→ Set problem
Search the records that follow and extract every line containing the string "JSON".
--------------------
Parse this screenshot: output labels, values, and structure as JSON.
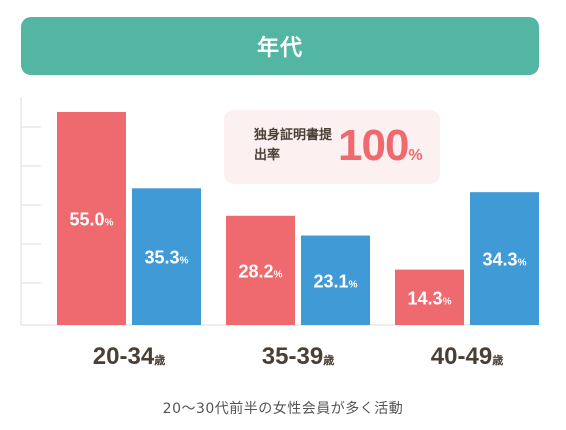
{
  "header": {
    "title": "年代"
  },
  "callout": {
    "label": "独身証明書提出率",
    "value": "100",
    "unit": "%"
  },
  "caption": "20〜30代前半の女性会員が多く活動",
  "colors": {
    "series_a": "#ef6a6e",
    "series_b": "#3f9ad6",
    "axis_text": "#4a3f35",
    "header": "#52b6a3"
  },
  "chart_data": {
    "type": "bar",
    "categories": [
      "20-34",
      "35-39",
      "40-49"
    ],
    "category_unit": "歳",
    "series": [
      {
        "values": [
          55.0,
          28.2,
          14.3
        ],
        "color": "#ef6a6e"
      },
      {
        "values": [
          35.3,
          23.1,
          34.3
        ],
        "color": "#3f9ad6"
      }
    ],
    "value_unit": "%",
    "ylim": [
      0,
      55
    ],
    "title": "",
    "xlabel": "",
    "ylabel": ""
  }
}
--------------------
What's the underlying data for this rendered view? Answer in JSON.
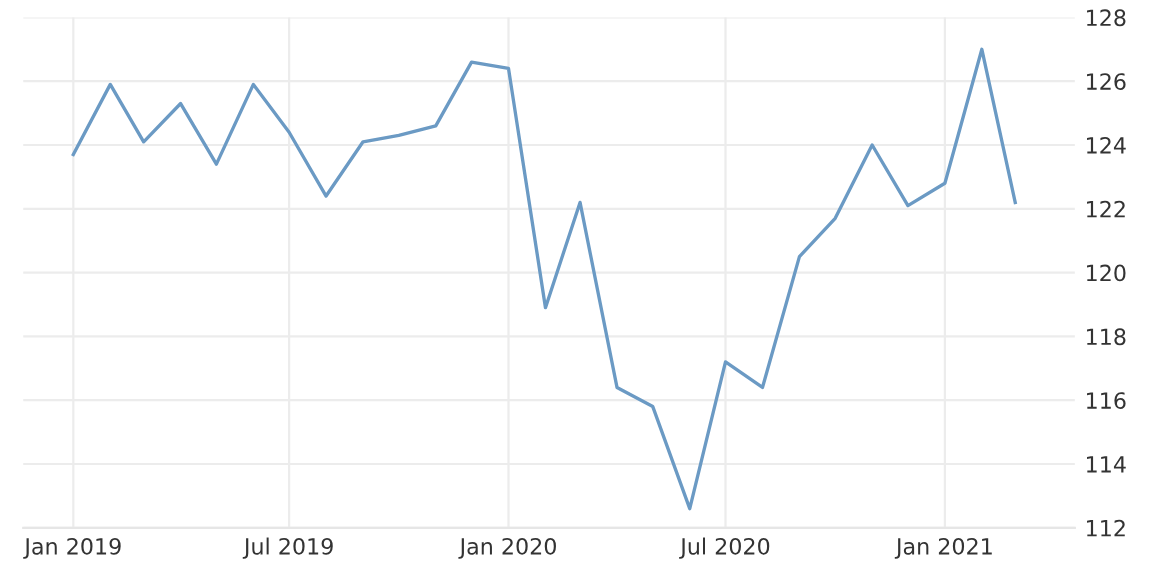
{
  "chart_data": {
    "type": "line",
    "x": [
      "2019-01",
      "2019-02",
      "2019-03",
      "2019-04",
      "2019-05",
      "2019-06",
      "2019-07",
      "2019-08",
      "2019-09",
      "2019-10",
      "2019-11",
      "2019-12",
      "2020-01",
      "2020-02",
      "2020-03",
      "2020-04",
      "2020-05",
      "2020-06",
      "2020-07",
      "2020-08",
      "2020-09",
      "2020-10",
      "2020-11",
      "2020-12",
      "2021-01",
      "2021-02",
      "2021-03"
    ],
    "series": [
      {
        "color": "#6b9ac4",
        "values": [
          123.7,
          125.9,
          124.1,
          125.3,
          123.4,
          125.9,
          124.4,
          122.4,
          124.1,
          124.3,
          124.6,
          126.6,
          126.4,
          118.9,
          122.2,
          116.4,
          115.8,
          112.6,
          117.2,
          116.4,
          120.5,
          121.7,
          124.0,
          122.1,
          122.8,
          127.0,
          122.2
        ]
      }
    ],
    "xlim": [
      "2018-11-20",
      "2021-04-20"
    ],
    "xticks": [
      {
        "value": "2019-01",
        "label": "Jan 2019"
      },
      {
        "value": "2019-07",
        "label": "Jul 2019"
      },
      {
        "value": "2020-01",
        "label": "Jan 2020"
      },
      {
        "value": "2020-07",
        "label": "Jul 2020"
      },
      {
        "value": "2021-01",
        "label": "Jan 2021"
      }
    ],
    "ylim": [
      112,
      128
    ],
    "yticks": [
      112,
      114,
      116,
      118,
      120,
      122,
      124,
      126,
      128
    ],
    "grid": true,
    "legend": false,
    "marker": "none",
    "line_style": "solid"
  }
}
--------------------
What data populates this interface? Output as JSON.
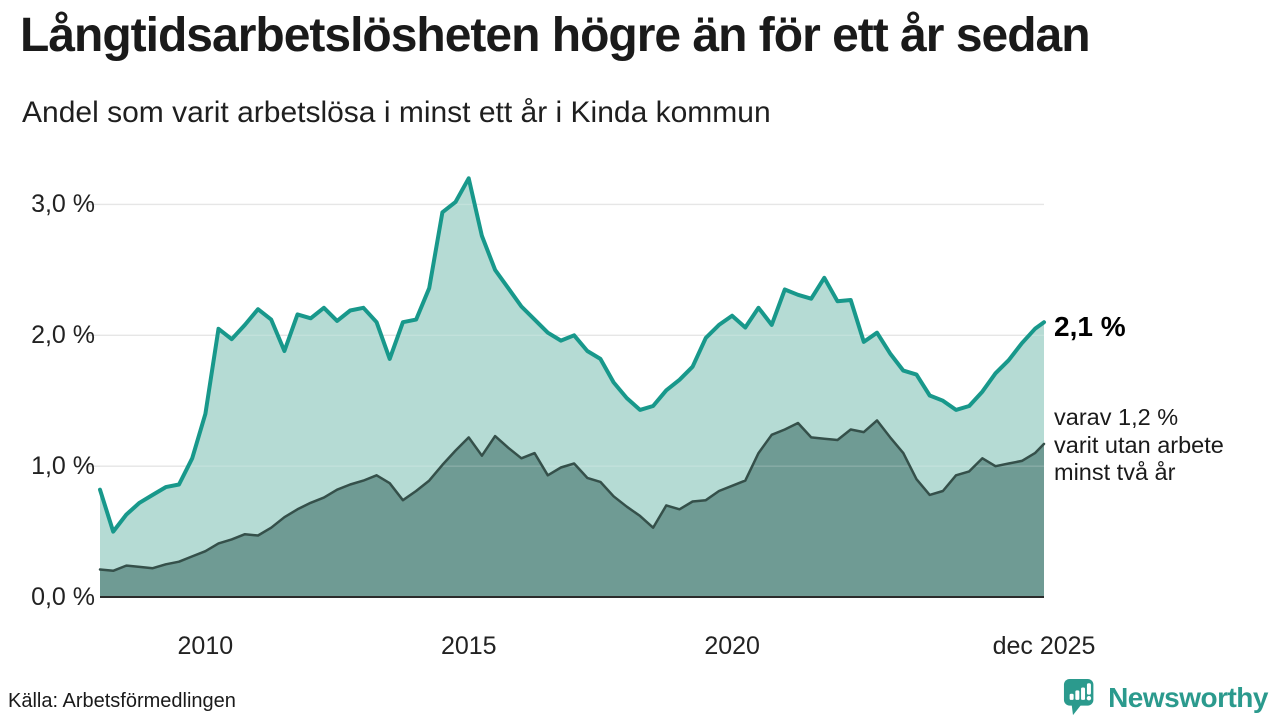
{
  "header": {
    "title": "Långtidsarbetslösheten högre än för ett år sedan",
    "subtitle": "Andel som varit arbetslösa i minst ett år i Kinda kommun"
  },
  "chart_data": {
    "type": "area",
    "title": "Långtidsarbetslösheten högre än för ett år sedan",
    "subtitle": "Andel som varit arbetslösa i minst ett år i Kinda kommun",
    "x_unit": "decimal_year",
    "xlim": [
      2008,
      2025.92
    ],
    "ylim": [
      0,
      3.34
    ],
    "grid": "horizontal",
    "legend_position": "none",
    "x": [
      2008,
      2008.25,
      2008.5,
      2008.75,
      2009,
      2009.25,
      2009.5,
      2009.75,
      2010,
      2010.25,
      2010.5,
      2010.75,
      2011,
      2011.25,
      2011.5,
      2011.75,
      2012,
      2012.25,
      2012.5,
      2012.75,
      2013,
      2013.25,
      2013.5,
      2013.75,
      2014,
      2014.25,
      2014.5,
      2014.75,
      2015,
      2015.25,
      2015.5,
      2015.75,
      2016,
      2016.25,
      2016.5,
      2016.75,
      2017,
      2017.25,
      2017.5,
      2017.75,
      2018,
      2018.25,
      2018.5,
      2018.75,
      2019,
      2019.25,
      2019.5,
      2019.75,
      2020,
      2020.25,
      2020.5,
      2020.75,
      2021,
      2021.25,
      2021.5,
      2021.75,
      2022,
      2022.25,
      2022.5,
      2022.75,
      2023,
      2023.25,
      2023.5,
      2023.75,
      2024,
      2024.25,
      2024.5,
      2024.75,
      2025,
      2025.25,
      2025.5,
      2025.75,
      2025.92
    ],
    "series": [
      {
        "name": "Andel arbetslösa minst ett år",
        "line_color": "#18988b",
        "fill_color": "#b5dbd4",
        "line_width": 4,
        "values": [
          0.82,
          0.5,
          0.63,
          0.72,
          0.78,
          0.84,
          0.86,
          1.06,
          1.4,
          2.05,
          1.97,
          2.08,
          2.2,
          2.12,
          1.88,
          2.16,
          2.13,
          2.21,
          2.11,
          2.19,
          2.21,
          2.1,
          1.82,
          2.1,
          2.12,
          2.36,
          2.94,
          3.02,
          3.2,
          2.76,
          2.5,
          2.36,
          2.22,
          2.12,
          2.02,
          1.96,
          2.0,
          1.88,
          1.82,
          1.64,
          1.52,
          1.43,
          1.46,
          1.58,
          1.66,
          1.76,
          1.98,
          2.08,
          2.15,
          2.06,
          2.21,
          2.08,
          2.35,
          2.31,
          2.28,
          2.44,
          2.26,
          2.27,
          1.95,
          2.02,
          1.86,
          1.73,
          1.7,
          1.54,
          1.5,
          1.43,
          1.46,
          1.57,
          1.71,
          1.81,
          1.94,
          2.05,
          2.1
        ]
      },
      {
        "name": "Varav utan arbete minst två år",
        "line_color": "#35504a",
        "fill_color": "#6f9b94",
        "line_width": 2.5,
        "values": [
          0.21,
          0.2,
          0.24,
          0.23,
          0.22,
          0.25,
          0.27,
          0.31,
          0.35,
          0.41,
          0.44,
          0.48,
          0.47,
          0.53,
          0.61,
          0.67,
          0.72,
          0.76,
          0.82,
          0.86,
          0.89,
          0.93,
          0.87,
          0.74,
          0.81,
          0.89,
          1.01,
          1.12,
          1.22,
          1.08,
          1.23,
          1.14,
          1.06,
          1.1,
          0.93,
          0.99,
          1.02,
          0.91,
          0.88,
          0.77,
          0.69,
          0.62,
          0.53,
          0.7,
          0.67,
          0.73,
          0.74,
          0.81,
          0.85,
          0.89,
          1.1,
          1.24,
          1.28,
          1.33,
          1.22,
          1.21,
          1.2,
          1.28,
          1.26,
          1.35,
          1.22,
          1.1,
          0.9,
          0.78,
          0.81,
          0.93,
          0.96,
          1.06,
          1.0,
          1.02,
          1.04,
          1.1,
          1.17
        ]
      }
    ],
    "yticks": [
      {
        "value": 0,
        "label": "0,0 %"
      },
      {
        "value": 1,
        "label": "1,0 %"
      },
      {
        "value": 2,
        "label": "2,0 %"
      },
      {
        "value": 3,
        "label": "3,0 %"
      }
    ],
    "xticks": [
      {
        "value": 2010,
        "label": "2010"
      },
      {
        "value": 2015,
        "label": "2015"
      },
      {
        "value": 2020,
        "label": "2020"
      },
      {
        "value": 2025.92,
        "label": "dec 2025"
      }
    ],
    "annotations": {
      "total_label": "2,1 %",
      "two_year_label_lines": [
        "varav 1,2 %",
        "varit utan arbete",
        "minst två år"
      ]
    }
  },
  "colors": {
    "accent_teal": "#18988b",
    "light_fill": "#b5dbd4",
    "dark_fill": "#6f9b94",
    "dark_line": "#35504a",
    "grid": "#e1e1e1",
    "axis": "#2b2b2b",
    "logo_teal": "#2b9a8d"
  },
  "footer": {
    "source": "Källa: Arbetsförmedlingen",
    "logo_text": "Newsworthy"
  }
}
--------------------
→ Exercise result
Parse this screenshot: output labels, values, and structure as JSON.
What's the underlying data for this rendered view? Answer in JSON.
What data populates this interface? Output as JSON.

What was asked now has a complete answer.